### Exercise details
Give the number of lines in this listing that contain the word "világháború", and nothing else.

### Exercise data
[start]
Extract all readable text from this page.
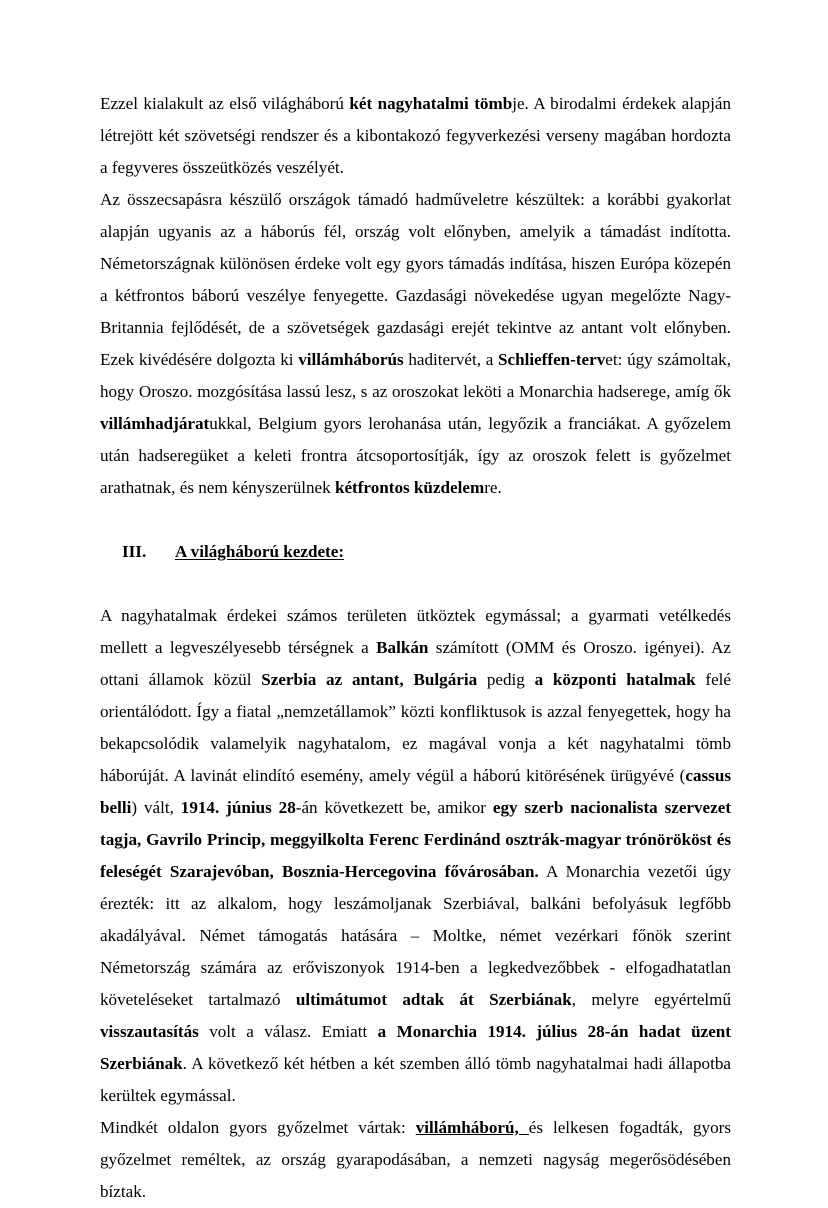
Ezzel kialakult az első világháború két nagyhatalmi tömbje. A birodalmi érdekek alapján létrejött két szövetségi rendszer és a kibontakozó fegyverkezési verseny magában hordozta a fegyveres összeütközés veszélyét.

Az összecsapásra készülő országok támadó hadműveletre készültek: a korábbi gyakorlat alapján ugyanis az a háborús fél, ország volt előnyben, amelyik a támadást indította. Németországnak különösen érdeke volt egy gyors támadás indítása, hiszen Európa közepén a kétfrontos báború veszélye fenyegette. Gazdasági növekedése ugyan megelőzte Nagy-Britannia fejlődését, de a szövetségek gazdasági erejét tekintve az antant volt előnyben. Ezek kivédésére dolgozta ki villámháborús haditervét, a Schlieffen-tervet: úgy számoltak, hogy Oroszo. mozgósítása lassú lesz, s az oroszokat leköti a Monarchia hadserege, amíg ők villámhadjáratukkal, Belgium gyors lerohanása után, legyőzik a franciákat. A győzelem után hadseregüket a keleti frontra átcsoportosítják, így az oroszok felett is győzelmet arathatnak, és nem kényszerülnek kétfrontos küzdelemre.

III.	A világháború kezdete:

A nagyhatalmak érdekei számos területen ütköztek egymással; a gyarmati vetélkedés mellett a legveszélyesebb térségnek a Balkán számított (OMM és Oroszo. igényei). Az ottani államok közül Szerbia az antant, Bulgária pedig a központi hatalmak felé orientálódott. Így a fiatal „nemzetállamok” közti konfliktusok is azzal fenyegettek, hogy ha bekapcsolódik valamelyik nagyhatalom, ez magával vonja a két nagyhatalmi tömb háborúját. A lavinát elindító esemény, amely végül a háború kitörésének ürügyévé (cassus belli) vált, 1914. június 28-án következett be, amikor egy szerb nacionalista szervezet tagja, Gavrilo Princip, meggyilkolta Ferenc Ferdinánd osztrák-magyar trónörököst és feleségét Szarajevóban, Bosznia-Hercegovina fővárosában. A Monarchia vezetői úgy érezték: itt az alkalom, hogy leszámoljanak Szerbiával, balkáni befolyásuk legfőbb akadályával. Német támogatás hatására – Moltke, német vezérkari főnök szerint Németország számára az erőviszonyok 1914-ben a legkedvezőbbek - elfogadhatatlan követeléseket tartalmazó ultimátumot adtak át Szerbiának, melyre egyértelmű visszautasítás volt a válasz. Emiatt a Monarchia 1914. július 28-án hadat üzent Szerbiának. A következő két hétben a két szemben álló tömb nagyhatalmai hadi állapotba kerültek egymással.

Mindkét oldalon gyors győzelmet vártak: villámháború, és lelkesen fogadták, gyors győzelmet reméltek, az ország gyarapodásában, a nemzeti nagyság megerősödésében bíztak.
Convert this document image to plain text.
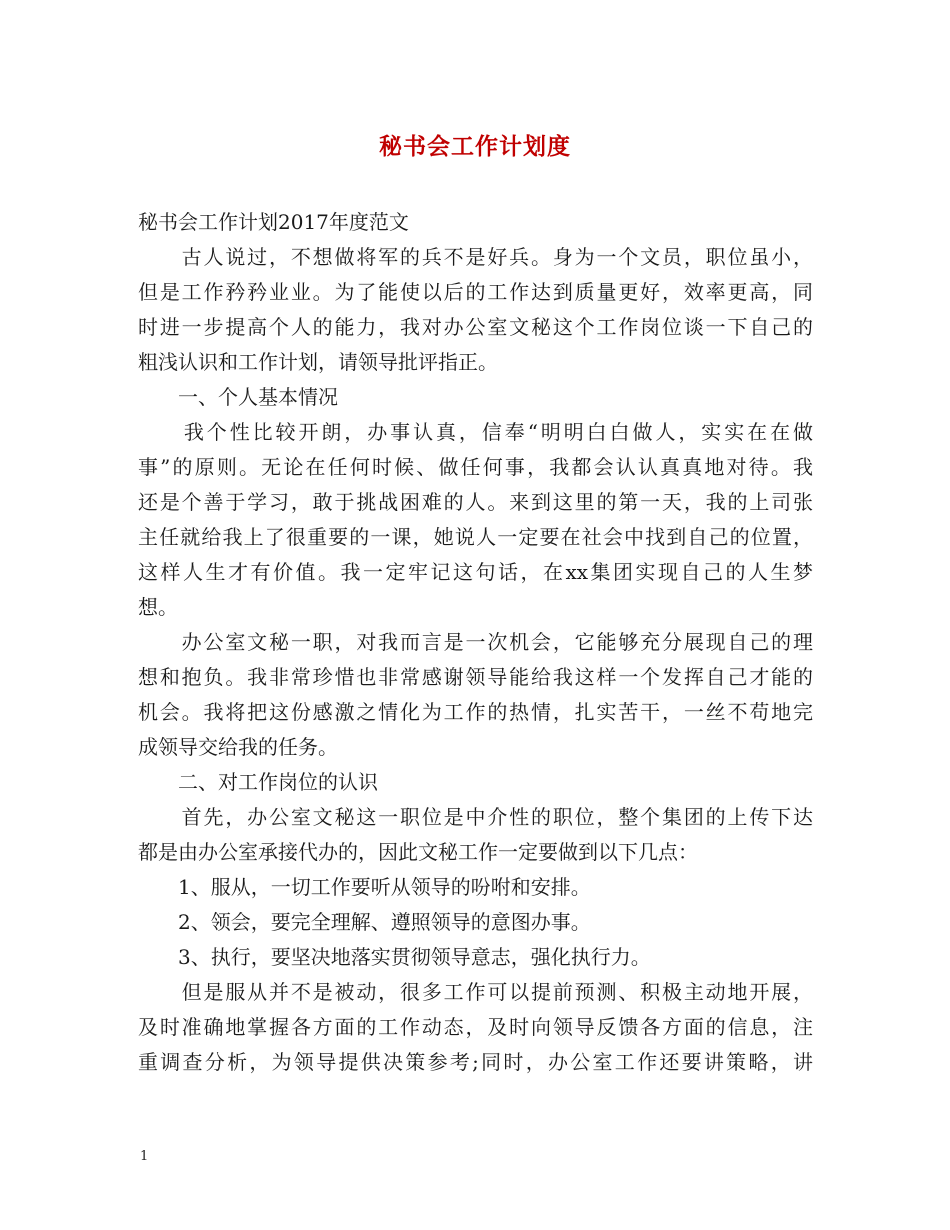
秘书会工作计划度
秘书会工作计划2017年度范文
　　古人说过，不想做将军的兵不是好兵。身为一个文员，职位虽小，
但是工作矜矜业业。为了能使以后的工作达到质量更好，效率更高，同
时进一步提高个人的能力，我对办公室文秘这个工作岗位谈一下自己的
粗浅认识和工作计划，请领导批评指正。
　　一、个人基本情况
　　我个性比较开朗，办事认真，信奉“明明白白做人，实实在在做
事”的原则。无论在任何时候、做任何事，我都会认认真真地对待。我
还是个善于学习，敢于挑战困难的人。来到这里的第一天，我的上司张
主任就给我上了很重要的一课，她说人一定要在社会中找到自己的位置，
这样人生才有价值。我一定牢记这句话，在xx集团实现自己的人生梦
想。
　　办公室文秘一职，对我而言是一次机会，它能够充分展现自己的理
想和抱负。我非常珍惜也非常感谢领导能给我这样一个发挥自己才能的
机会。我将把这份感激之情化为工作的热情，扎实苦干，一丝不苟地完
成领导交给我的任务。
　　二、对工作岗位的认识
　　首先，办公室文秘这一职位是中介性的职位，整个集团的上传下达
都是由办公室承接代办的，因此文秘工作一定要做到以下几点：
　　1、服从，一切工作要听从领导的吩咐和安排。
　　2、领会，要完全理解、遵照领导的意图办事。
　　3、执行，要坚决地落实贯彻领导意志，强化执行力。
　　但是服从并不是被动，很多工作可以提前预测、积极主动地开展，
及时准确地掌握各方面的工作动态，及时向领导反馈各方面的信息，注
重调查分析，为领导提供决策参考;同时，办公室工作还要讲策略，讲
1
[end]
### Task answer
2